§ **Task to carry out**
Quote every line below exactly as it reads.

§ **Data for this task**
..........

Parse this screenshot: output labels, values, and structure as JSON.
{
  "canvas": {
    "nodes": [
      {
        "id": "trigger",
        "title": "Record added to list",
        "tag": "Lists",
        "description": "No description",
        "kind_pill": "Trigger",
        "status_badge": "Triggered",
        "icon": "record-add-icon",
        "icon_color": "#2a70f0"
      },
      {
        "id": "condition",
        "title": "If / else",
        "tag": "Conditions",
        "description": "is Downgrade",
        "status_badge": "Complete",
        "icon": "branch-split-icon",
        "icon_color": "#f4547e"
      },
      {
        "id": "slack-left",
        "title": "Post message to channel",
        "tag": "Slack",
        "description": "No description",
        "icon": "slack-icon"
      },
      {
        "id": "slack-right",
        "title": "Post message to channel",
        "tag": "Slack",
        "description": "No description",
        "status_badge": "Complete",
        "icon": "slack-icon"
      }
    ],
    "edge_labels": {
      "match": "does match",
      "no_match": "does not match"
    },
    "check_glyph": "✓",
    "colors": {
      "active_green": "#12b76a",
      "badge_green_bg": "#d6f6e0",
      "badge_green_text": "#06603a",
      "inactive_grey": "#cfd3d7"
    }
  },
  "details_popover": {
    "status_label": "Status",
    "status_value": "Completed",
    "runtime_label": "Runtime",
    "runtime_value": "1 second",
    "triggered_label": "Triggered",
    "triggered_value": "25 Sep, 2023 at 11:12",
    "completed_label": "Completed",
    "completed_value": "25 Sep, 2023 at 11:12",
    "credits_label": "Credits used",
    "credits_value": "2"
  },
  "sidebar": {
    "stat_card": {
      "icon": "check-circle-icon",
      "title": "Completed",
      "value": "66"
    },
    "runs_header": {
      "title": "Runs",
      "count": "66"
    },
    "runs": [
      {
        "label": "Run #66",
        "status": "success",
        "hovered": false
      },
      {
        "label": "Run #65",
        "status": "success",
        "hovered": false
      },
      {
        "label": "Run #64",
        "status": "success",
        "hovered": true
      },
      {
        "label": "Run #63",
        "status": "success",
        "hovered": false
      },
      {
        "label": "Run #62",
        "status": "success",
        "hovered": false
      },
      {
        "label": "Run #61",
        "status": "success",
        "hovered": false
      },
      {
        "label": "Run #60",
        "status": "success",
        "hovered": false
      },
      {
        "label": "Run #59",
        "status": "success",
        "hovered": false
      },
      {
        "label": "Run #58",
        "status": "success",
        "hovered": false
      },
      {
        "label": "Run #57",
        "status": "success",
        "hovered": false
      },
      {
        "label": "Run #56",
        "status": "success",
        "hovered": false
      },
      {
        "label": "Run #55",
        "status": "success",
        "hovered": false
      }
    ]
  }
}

..........

§ **Result**
Parse this screenshot: output labels, values, and structure as JSON.
{
  "canvas": {
    "nodes": [
      {
        "id": "trigger",
        "title": "Record added to list",
        "tag": "Lists",
        "description": "No description",
        "kind_pill": "Trigger",
        "status_badge": "Triggered",
        "icon": "record-add-icon",
        "icon_color": "#2a70f0"
      },
      {
        "id": "condition",
        "title": "If / else",
        "tag": "Conditions",
        "description": "is Downgrade",
        "status_badge": "Complete",
        "icon": "branch-split-icon",
        "icon_color": "#f4547e"
      },
      {
        "id": "slack-left",
        "title": "Post message to channel",
        "tag": "Slack",
        "description": "No description",
        "icon": "slack-icon"
      },
      {
        "id": "slack-right",
        "title": "Post message to channel",
        "tag": "Slack",
        "description": "No description",
        "status_badge": "Complete",
        "icon": "slack-icon"
      }
    ],
    "edge_labels": {
      "match": "does match",
      "no_match": "does not match"
    },
    "check_glyph": "✓",
    "colors": {
      "active_green": "#12b76a",
      "badge_green_bg": "#d6f6e0",
      "badge_green_text": "#06603a",
      "inactive_grey": "#cfd3d7"
    }
  },
  "details_popover": {
    "status_label": "Status",
    "status_value": "Completed",
    "runtime_label": "Runtime",
    "runtime_value": "1 second",
    "triggered_label": "Triggered",
    "triggered_value": "25 Sep, 2023 at 11:12",
    "completed_label": "Completed",
    "completed_value": "25 Sep, 2023 at 11:12",
    "credits_label": "Credits used",
    "credits_value": "2"
  },
  "sidebar": {
    "stat_card": {
      "icon": "check-circle-icon",
      "title": "Completed",
      "value": "66"
    },
    "runs_header": {
      "title": "Runs",
      "count": "66"
    },
    "runs": [
      {
        "label": "Run #66",
        "status": "success",
        "hovered": false
      },
      {
        "label": "Run #65",
        "status": "success",
        "hovered": false
      },
      {
        "label": "Run #64",
        "status": "success",
        "hovered": true
      },
      {
        "label": "Run #63",
        "status": "success",
        "hovered": false
      },
      {
        "label": "Run #62",
        "status": "success",
        "hovered": false
      },
      {
        "label": "Run #61",
        "status": "success",
        "hovered": false
      },
      {
        "label": "Run #60",
        "status": "success",
        "hovered": false
      },
      {
        "label": "Run #59",
        "status": "success",
        "hovered": false
      },
      {
        "label": "Run #58",
        "status": "success",
        "hovered": false
      },
      {
        "label": "Run #57",
        "status": "success",
        "hovered": false
      },
      {
        "label": "Run #56",
        "status": "success",
        "hovered": false
      },
      {
        "label": "Run #55",
        "status": "success",
        "hovered": false
      }
    ]
  }
}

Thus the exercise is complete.